(Saved entries)

(begin)

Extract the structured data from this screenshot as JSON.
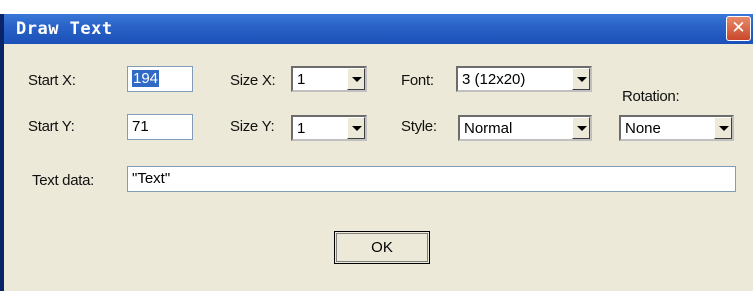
{
  "dialog": {
    "title": "Draw Text",
    "close_glyph": "✕",
    "labels": {
      "start_x": "Start X:",
      "start_y": "Start Y:",
      "size_x": "Size X:",
      "size_y": "Size Y:",
      "font": "Font:",
      "style": "Style:",
      "rotation": "Rotation:",
      "text_data": "Text data:"
    },
    "fields": {
      "start_x": "194",
      "start_y": "71",
      "text_data": "\"Text\""
    },
    "selects": {
      "size_x": "1",
      "size_y": "1",
      "font": "3 (12x20)",
      "style": "Normal",
      "rotation": "None"
    },
    "ok_label": "OK"
  },
  "colors": {
    "titlebar": "#2a63c8",
    "dialog_bg": "#ece9d8",
    "selection": "#316ac5",
    "close_button": "#c9472a"
  },
  "icons": {
    "close": "close-icon",
    "dropdown": "chevron-down-icon"
  }
}
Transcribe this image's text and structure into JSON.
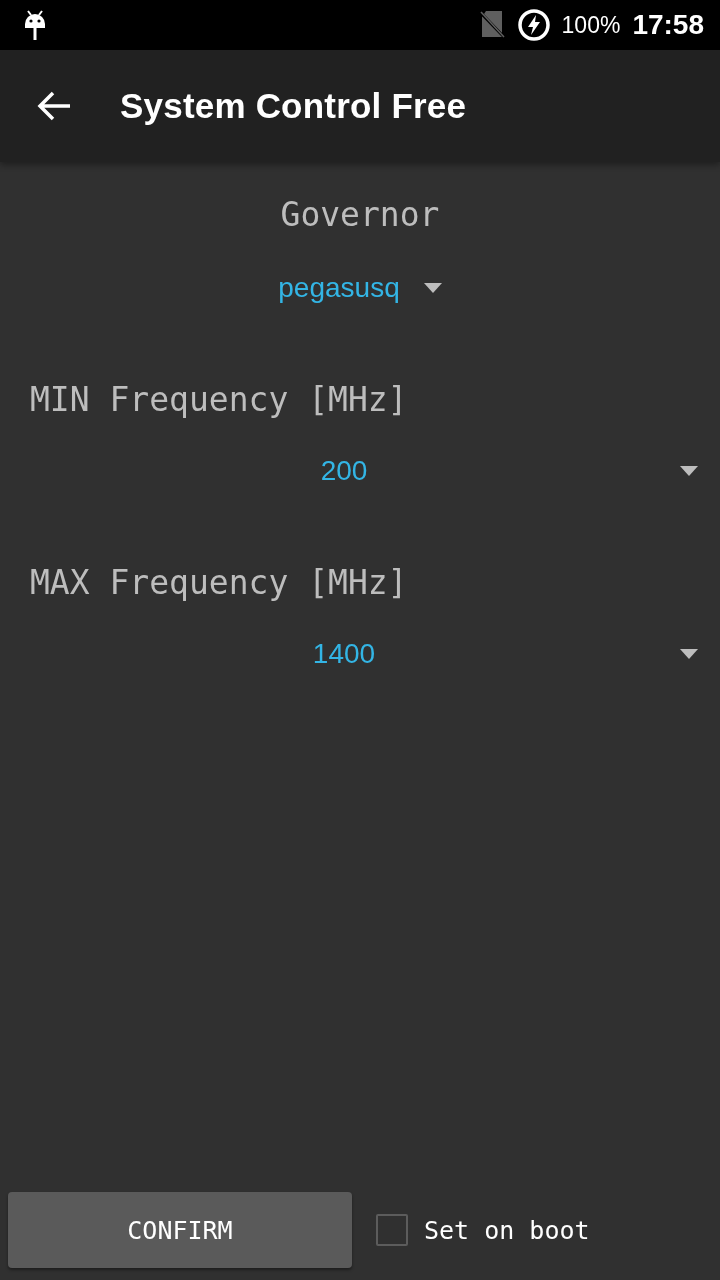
{
  "status_bar": {
    "battery": "100%",
    "time": "17:58"
  },
  "app_bar": {
    "title": "System Control Free"
  },
  "governor": {
    "label": "Governor",
    "value": "pegasusq"
  },
  "frequencies": [
    {
      "label": "MIN Frequency [MHz]",
      "value": "200"
    },
    {
      "label": "MAX Frequency [MHz]",
      "value": "1400"
    }
  ],
  "footer": {
    "confirm": "CONFIRM",
    "set_on_boot": {
      "label": "Set on boot",
      "checked": false
    }
  }
}
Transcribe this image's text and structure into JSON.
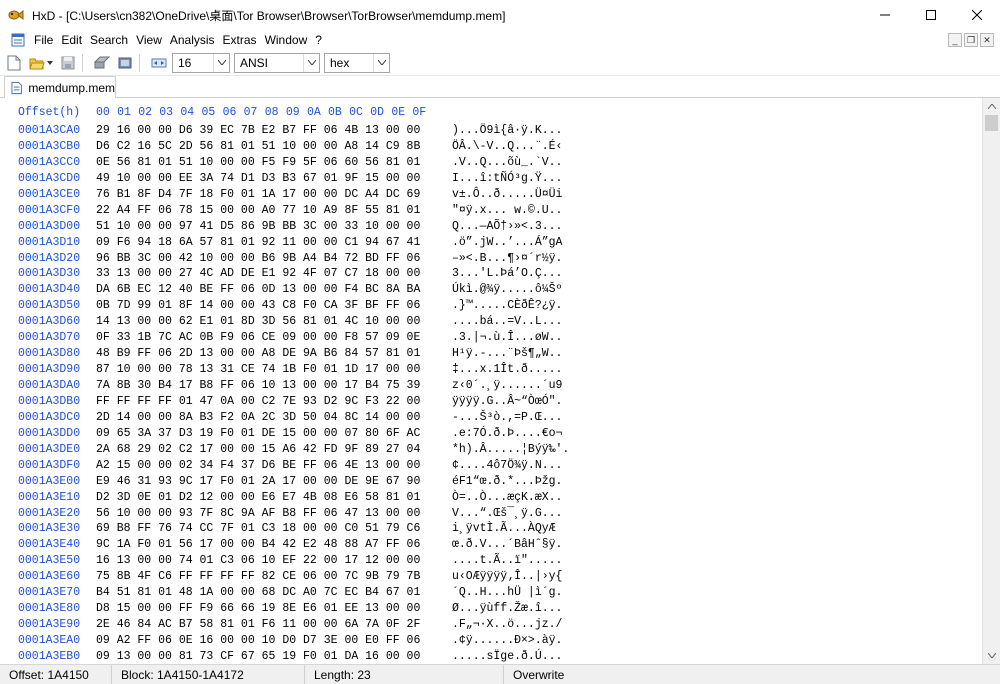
{
  "window": {
    "title": "HxD - [C:\\Users\\cn382\\OneDrive\\桌面\\Tor Browser\\Browser\\TorBrowser\\memdump.mem]"
  },
  "menu": [
    "File",
    "Edit",
    "Search",
    "View",
    "Analysis",
    "Extras",
    "Window",
    "?"
  ],
  "mdi_buttons": [
    "_",
    "❐",
    "✕"
  ],
  "toolbar": {
    "bytes_per_row": "16",
    "charset": "ANSI",
    "display_mode": "hex"
  },
  "tab": {
    "label": "memdump.mem"
  },
  "hex_view": {
    "offset_header": "Offset(h)",
    "column_headers": [
      "00",
      "01",
      "02",
      "03",
      "04",
      "05",
      "06",
      "07",
      "08",
      "09",
      "0A",
      "0B",
      "0C",
      "0D",
      "0E",
      "0F"
    ],
    "rows": [
      {
        "offset": "0001A3CA0",
        "hex": "29 16 00 00 D6 39 EC 7B E2 B7 FF 06 4B 13 00 00",
        "ascii": ")...Ö9ì{â·ÿ.K..."
      },
      {
        "offset": "0001A3CB0",
        "hex": "D6 C2 16 5C 2D 56 81 01 51 10 00 00 A8 14 C9 8B",
        "ascii": "ÖÂ.\\-V..Q...¨.É‹"
      },
      {
        "offset": "0001A3CC0",
        "hex": "0E 56 81 01 51 10 00 00 F5 F9 5F 06 60 56 81 01",
        "ascii": ".V..Q...õù_.`V.."
      },
      {
        "offset": "0001A3CD0",
        "hex": "49 10 00 00 EE 3A 74 D1 D3 B3 67 01 9F 15 00 00",
        "ascii": "I...î:tÑÓ³g.Ÿ..."
      },
      {
        "offset": "0001A3CE0",
        "hex": "76 B1 8F D4 7F 18 F0 01 1A 17 00 00 DC A4 DC 69",
        "ascii": "v±.Ô..ð.....Ü¤Üi"
      },
      {
        "offset": "0001A3CF0",
        "hex": "22 A4 FF 06 78 15 00 00 A0 77 10 A9 8F 55 81 01",
        "ascii": "\"¤ÿ.x... w.©.U.."
      },
      {
        "offset": "0001A3D00",
        "hex": "51 10 00 00 97 41 D5 86 9B BB 3C 00 33 10 00 00",
        "ascii": "Q...—AÕ†›»<.3..."
      },
      {
        "offset": "0001A3D10",
        "hex": "09 F6 94 18 6A 57 81 01 92 11 00 00 C1 94 67 41",
        "ascii": ".ö”.jW..’...Á”gA"
      },
      {
        "offset": "0001A3D20",
        "hex": "96 BB 3C 00 42 10 00 00 B6 9B A4 B4 72 BD FF 06",
        "ascii": "–»<.B...¶›¤´r½ÿ."
      },
      {
        "offset": "0001A3D30",
        "hex": "33 13 00 00 27 4C AD DE E1 92 4F 07 C7 18 00 00",
        "ascii": "3...'L.Þá’O.Ç..."
      },
      {
        "offset": "0001A3D40",
        "hex": "DA 6B EC 12 40 BE FF 06 0D 13 00 00 F4 BC 8A BA",
        "ascii": "Úkì.@¾ÿ.....ô¼Šº"
      },
      {
        "offset": "0001A3D50",
        "hex": "0B 7D 99 01 8F 14 00 00 43 C8 F0 CA 3F BF FF 06",
        "ascii": ".}™.....CÈðÊ?¿ÿ."
      },
      {
        "offset": "0001A3D60",
        "hex": "14 13 00 00 62 E1 01 8D 3D 56 81 01 4C 10 00 00",
        "ascii": "....bá..=V..L..."
      },
      {
        "offset": "0001A3D70",
        "hex": "0F 33 1B 7C AC 0B F9 06 CE 09 00 00 F8 57 09 0E",
        "ascii": ".3.|¬.ù.Î...øW.."
      },
      {
        "offset": "0001A3D80",
        "hex": "48 B9 FF 06 2D 13 00 00 A8 DE 9A B6 84 57 81 01",
        "ascii": "H¹ÿ.-...¨Þš¶„W.."
      },
      {
        "offset": "0001A3D90",
        "hex": "87 10 00 00 78 13 31 CE 74 1B F0 01 1D 17 00 00",
        "ascii": "‡...x.1Ît.ð....."
      },
      {
        "offset": "0001A3DA0",
        "hex": "7A 8B 30 B4 17 B8 FF 06 10 13 00 00 17 B4 75 39",
        "ascii": "z‹0´.¸ÿ......´u9"
      },
      {
        "offset": "0001A3DB0",
        "hex": "FF FF FF FF 01 47 0A 00 C2 7E 93 D2 9C F3 22 00",
        "ascii": "ÿÿÿÿ.G..Â~“ÒœÓ\"."
      },
      {
        "offset": "0001A3DC0",
        "hex": "2D 14 00 00 8A B3 F2 0A 2C 3D 50 04 8C 14 00 00",
        "ascii": "-...Š³ò.,=P.Œ..."
      },
      {
        "offset": "0001A3DD0",
        "hex": "09 65 3A 37 D3 19 F0 01 DE 15 00 00 07 80 6F AC",
        "ascii": ".e:7Ó.ð.Þ....€o¬"
      },
      {
        "offset": "0001A3DE0",
        "hex": "2A 68 29 02 C2 17 00 00 15 A6 42 FD 9F 89 27 04",
        "ascii": "*h).Â.....¦Býÿ‰'."
      },
      {
        "offset": "0001A3DF0",
        "hex": "A2 15 00 00 02 34 F4 37 D6 BE FF 06 4E 13 00 00",
        "ascii": "¢....4ô7Ö¾ÿ.N..."
      },
      {
        "offset": "0001A3E00",
        "hex": "E9 46 31 93 9C 17 F0 01 2A 17 00 00 DE 9E 67 90",
        "ascii": "éF1“œ.ð.*...Þžg."
      },
      {
        "offset": "0001A3E10",
        "hex": "D2 3D 0E 01 D2 12 00 00 E6 E7 4B 08 E6 58 81 01",
        "ascii": "Ò=..Ò...æçK.æX.."
      },
      {
        "offset": "0001A3E20",
        "hex": "56 10 00 00 93 7F 8C 9A AF B8 FF 06 47 13 00 00",
        "ascii": "V...“.Œš¯¸ÿ.G..."
      },
      {
        "offset": "0001A3E30",
        "hex": "69 B8 FF 76 74 CC 7F 01 C3 18 00 00 C0 51 79 C6",
        "ascii": "i¸ÿvtÌ.Ã...ÀQyÆ"
      },
      {
        "offset": "0001A3E40",
        "hex": "9C 1A F0 01 56 17 00 00 B4 42 E2 48 88 A7 FF 06",
        "ascii": "œ.ð.V...´BâHˆ§ÿ."
      },
      {
        "offset": "0001A3E50",
        "hex": "16 13 00 00 74 01 C3 06 10 EF 22 00 17 12 00 00",
        "ascii": "....t.Ã..ï\"....."
      },
      {
        "offset": "0001A3E60",
        "hex": "75 8B 4F C6 FF FF FF FF 82 CE 06 00 7C 9B 79 7B",
        "ascii": "u‹OÆÿÿÿÿ‚Î..|›y{"
      },
      {
        "offset": "0001A3E70",
        "hex": "B4 51 81 01 48 1A 00 00 68 DC A0 7C EC B4 67 01",
        "ascii": "´Q..H...hÜ |ì´g."
      },
      {
        "offset": "0001A3E80",
        "hex": "D8 15 00 00 FF F9 66 66 19 8E E6 01 EE 13 00 00",
        "ascii": "Ø...ÿùff.Žæ.î..."
      },
      {
        "offset": "0001A3E90",
        "hex": "2E 46 84 AC B7 58 81 01 F6 11 00 00 6A 7A 0F 2F",
        "ascii": ".F„¬·X..ö...jz./"
      },
      {
        "offset": "0001A3EA0",
        "hex": "09 A2 FF 06 0E 16 00 00 10 D0 D7 3E 00 E0 FF 06",
        "ascii": ".¢ÿ......Ð×>.àÿ."
      },
      {
        "offset": "0001A3EB0",
        "hex": "09 13 00 00 81 73 CF 67 65 19 F0 01 DA 16 00 00",
        "ascii": ".....sÏge.ð.Ú..."
      },
      {
        "offset": "0001A3EC0",
        "hex": "54 89 64 02 9F 7B CA 00 0C 11 00 00 BD 52 11 7C",
        "ascii": "T‰d.Ÿ{Ê.....½R.|"
      },
      {
        "offset": "0001A3ED0",
        "hex": "A7 8B 1C 03 AD 16 00 00 A9 D7 AF 2F 1E 56 81 01",
        "ascii": "§‹......©×¯/.V.."
      },
      {
        "offset": "0001A3EE0",
        "hex": "4B 10 00 00 4A 67 C4 E8 75 56 81 01 4B 10 00 00",
        "ascii": "K...JgÄèuV..K..."
      }
    ]
  },
  "status": {
    "offset": "Offset: 1A4150",
    "block": "Block: 1A4150-1A4172",
    "length": "Length: 23",
    "mode": "Overwrite"
  }
}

(end)

▶ Given task: Copy every line above that includes the string "value".

▶ Solution to the exercise:
    "value": "pegasusq"
      "value": "200"
      "value": "1400"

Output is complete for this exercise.